■ **TASK BRIEF**
Go through the data below and gather each line containing "color".

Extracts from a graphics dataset
○ ○ ○ ○
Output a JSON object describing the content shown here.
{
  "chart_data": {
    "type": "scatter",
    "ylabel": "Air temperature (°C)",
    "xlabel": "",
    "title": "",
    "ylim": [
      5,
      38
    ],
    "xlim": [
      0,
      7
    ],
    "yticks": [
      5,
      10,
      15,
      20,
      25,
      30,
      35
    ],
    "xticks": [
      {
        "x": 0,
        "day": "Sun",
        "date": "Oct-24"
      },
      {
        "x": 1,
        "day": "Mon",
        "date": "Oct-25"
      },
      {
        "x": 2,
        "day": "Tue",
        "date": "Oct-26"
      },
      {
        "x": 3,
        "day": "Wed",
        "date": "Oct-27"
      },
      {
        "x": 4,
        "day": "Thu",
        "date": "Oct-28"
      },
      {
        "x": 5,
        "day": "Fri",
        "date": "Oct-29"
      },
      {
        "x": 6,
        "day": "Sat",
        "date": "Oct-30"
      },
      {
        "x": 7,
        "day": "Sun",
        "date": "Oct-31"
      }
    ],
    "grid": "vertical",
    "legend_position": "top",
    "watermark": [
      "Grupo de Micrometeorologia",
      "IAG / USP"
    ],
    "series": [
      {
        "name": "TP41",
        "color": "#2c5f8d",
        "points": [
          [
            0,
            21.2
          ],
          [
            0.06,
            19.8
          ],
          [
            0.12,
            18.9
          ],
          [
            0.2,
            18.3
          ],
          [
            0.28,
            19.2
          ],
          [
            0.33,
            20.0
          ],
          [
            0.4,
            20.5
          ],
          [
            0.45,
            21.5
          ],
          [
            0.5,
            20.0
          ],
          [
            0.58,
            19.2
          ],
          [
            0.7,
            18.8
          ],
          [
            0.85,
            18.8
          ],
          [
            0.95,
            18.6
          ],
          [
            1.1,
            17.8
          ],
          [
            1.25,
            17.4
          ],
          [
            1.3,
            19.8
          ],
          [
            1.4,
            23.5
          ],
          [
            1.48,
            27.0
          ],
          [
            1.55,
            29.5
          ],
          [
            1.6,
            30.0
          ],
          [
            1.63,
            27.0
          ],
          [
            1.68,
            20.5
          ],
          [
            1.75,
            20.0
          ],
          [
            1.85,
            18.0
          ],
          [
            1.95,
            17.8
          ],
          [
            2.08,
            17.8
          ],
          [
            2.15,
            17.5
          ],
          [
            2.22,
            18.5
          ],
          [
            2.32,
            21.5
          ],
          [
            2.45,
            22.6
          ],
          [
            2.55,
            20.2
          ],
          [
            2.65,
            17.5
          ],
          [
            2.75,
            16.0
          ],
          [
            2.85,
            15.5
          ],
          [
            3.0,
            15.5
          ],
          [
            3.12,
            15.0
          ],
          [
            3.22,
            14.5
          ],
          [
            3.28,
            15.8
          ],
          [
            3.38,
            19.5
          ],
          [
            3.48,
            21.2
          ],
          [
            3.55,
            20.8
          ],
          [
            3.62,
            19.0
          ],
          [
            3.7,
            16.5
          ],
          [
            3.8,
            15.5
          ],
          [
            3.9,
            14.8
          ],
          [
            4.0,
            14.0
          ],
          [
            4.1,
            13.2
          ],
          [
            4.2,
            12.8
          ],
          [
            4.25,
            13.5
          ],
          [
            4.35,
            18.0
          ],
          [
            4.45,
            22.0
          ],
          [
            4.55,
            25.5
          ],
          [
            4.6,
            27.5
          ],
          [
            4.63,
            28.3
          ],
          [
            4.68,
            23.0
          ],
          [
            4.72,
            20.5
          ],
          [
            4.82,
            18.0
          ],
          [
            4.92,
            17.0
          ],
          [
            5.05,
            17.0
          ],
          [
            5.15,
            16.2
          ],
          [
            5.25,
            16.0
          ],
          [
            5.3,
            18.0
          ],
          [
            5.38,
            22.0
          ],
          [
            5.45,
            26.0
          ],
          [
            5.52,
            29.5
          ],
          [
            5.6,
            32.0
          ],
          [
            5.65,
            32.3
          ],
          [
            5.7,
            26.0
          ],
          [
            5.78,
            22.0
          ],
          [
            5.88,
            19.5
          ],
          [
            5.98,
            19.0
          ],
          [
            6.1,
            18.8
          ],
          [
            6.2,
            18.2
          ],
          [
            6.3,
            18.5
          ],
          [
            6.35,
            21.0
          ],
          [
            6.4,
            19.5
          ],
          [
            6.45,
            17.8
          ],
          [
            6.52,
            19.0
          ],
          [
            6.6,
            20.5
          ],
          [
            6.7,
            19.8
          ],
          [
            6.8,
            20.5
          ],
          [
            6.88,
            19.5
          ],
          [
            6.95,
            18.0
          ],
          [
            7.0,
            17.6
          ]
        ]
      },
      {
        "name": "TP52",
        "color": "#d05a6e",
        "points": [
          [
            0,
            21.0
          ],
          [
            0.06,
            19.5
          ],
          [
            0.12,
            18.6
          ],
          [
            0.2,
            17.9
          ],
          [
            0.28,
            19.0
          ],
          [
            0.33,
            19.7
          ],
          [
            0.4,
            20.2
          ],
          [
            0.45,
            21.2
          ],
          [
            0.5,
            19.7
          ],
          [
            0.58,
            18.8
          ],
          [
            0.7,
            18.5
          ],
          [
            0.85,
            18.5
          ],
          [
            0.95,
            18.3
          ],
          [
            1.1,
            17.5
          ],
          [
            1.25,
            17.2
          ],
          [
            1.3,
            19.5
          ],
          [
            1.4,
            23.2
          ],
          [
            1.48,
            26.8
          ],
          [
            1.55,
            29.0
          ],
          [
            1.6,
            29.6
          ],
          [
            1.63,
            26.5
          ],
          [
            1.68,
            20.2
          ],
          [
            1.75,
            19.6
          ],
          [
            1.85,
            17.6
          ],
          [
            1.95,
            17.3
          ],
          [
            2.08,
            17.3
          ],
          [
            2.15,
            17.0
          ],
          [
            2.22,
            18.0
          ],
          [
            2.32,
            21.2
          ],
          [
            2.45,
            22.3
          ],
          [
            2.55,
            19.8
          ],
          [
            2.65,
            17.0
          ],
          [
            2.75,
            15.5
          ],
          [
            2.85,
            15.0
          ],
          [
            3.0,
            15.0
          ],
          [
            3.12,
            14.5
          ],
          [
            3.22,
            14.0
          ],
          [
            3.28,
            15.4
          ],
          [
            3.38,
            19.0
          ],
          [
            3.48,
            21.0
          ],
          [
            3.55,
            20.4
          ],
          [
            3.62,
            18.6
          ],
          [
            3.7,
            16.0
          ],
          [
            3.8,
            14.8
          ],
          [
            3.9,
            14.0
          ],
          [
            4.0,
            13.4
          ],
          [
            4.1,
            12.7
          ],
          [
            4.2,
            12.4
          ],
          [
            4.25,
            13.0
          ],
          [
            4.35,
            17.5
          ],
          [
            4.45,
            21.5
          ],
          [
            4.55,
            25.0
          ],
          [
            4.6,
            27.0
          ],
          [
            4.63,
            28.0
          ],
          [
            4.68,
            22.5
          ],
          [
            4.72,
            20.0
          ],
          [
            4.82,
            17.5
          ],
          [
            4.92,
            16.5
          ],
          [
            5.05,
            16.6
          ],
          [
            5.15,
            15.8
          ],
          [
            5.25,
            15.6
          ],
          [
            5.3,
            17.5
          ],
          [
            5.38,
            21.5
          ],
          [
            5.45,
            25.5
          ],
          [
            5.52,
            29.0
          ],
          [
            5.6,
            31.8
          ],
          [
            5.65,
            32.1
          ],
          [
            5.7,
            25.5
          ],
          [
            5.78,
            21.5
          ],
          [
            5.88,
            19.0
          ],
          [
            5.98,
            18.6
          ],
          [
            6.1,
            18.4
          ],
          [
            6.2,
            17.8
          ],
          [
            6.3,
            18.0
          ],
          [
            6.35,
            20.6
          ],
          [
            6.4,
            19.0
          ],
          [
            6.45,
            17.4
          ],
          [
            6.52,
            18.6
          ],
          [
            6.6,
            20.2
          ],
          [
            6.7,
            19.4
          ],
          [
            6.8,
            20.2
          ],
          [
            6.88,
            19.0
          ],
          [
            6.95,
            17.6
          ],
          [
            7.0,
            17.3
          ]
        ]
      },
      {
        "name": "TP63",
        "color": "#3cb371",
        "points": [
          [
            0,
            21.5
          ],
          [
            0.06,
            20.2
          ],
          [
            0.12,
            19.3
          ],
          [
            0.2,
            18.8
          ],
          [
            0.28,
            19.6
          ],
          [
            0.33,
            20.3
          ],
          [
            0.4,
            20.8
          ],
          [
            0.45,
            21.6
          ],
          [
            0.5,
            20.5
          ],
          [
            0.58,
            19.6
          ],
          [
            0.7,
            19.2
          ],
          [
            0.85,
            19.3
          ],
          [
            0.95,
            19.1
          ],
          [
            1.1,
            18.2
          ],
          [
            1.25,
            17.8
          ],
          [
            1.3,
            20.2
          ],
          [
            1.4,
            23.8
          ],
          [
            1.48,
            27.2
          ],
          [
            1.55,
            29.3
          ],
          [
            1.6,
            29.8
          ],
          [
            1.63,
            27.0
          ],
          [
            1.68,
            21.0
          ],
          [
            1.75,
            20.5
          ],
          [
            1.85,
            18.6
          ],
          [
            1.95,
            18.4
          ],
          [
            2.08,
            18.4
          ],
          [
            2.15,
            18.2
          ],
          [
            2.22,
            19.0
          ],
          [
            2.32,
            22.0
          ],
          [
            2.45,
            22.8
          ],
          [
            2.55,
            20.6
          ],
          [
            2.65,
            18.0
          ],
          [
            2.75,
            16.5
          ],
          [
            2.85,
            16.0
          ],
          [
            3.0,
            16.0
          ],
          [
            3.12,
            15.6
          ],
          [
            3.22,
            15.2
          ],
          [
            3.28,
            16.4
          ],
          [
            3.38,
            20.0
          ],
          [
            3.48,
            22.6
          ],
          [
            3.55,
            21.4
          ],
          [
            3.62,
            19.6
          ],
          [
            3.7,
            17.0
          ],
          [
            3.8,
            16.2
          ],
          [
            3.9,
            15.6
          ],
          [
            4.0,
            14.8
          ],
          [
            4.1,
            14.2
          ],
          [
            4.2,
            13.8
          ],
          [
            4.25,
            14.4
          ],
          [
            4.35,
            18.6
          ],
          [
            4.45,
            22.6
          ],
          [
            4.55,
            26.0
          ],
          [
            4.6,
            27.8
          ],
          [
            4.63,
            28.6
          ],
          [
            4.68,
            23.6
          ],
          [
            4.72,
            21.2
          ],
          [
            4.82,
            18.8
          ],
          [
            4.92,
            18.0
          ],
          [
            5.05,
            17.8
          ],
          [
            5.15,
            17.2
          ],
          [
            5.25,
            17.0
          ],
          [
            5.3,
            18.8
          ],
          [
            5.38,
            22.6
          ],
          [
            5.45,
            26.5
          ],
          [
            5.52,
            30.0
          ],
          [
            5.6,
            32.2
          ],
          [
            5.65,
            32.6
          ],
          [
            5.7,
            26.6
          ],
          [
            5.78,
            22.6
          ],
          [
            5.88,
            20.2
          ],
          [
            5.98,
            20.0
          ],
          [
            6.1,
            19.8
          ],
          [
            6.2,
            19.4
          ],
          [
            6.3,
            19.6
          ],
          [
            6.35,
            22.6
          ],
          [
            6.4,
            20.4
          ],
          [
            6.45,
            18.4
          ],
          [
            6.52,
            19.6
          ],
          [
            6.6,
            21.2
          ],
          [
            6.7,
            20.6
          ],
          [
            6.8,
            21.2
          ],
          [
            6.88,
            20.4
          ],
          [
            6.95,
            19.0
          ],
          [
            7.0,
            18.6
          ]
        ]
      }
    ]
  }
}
○ ○ ○ ○
■ **WRITTEN ANSWER**
        "color": "#2c5f8d",
        "color": "#d05a6e",
        "color": "#3cb371",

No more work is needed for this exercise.